Start of Information supplied

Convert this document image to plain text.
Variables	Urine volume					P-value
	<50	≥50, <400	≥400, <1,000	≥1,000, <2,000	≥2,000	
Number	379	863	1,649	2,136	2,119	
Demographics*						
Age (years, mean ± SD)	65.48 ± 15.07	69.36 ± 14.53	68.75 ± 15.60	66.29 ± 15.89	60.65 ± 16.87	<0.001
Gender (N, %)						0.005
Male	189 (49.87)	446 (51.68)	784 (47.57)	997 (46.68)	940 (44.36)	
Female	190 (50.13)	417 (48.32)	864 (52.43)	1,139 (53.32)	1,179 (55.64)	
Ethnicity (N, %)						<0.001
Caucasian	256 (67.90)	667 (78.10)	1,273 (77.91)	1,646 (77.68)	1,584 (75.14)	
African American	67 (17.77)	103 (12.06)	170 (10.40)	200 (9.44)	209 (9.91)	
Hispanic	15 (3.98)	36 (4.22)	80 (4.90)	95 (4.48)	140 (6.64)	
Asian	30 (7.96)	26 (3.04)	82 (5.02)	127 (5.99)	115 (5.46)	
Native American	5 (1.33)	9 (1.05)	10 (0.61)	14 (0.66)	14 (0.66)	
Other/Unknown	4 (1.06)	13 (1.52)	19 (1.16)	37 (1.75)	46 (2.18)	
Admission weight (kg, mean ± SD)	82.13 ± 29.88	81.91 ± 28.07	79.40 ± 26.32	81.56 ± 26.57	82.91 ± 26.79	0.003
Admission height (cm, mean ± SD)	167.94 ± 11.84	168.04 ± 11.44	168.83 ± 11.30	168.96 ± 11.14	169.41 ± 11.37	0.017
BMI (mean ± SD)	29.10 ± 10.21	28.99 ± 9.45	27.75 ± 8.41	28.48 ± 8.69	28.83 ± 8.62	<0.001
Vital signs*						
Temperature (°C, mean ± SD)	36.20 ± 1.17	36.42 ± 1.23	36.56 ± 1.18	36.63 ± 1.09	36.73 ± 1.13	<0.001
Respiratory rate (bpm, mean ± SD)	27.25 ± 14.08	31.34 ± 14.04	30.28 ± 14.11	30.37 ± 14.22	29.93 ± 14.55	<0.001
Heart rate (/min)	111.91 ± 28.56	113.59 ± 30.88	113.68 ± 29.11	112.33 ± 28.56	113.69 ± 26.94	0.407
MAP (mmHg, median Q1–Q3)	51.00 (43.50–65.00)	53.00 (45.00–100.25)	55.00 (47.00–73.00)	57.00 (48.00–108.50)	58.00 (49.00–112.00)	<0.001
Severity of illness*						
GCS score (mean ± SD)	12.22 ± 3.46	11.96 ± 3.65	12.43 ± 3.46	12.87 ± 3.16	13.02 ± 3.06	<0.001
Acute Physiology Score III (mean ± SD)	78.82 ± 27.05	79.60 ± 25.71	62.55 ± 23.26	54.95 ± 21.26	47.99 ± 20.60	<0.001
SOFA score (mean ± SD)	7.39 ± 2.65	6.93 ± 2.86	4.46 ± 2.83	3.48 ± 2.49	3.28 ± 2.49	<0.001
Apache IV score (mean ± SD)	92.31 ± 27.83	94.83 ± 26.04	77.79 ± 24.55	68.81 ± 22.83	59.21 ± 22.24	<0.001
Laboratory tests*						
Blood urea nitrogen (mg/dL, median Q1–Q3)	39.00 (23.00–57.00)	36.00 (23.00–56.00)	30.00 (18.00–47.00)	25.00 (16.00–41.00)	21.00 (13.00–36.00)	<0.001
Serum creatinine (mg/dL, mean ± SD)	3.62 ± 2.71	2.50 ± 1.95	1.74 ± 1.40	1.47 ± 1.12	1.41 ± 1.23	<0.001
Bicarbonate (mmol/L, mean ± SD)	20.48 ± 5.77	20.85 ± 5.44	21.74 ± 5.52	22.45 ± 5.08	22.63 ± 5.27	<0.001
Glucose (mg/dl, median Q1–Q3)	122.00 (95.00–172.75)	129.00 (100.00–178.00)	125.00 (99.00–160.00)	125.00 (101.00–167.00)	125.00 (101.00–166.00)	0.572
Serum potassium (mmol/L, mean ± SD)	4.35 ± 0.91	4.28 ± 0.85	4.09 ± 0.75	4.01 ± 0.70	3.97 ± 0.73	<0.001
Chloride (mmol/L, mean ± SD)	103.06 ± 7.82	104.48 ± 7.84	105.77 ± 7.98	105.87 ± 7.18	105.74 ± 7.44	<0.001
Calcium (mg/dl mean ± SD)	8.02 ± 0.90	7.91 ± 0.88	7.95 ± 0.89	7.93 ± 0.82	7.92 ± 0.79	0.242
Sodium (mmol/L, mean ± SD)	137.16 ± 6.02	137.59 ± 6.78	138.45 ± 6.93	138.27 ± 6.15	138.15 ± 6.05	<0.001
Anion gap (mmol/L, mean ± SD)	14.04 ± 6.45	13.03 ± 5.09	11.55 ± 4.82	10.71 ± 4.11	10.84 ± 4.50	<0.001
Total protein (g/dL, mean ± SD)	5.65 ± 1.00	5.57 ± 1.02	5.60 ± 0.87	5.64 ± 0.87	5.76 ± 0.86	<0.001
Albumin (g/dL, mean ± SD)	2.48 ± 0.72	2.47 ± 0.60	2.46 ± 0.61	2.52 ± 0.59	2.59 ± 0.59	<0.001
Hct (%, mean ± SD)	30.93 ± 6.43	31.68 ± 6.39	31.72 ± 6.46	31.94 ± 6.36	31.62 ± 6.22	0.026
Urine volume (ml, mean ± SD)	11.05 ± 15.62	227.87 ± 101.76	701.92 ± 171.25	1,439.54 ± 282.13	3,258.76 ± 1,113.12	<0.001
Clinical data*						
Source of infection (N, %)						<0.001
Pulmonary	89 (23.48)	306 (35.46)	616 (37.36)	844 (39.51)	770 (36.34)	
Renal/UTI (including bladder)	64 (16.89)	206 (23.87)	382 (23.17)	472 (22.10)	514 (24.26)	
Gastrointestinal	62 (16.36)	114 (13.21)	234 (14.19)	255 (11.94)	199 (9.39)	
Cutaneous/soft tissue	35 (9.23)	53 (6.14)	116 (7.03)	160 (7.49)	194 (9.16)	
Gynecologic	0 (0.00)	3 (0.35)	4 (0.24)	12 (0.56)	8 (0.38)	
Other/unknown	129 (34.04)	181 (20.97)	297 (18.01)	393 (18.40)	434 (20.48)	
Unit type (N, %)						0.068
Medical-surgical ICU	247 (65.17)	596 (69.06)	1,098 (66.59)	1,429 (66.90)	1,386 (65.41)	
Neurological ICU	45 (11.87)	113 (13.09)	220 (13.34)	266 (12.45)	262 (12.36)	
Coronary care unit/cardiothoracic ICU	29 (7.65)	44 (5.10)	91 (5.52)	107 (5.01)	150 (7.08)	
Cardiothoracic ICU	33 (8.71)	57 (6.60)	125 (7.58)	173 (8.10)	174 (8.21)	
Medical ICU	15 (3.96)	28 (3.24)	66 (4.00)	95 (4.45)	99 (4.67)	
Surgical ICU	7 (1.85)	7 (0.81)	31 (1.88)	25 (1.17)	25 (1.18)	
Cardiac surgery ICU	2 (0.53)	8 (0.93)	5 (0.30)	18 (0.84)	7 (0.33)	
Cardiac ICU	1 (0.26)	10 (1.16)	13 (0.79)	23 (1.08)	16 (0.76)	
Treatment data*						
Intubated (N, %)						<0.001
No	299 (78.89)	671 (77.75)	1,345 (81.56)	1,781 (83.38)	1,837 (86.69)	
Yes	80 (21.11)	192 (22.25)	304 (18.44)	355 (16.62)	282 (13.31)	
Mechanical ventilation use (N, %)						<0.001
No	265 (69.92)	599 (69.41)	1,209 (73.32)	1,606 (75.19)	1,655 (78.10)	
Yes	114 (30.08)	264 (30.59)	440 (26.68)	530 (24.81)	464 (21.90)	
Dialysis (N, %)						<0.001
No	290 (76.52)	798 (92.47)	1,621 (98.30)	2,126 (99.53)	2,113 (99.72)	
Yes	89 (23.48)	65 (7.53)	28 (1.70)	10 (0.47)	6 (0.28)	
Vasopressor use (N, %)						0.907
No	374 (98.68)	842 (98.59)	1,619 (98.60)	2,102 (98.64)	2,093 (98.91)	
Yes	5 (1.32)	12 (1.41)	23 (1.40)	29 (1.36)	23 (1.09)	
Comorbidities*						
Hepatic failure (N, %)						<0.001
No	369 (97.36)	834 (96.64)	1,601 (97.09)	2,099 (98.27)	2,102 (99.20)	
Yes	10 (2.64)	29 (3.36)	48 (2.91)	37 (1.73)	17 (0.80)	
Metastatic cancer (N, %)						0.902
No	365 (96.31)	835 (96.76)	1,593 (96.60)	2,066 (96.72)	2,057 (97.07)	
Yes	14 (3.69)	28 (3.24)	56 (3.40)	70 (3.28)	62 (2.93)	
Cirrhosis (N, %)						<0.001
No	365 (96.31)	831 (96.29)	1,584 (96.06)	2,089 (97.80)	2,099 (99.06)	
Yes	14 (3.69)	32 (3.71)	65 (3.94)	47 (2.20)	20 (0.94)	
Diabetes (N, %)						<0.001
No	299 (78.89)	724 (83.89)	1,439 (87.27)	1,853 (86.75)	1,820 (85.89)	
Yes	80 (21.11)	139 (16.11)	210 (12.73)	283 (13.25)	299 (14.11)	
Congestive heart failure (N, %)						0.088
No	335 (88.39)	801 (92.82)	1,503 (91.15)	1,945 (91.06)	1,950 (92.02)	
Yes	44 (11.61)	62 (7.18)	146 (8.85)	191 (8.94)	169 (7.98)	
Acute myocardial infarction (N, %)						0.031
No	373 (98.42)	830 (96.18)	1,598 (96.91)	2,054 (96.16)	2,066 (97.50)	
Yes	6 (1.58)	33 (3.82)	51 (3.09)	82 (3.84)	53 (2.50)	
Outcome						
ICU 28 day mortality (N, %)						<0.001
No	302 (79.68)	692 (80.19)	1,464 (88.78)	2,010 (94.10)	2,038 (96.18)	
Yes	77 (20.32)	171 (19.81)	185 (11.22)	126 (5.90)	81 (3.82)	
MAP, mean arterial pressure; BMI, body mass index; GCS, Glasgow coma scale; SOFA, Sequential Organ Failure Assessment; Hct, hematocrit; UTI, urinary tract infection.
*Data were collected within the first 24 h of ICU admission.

End of Information supplied

Work instructions
Search the entries for the word "Serum" and show every line that has it.

Response to the exercise
Serum creatinine (mg/dL, mean ± SD)	3.62 ± 2.71	2.50 ± 1.95	1.74 ± 1.40	1.47 ± 1.12	1.41 ± 1.23	<0.001
Serum potassium (mmol/L, mean ± SD)	4.35 ± 0.91	4.28 ± 0.85	4.09 ± 0.75	4.01 ± 0.70	3.97 ± 0.73	<0.001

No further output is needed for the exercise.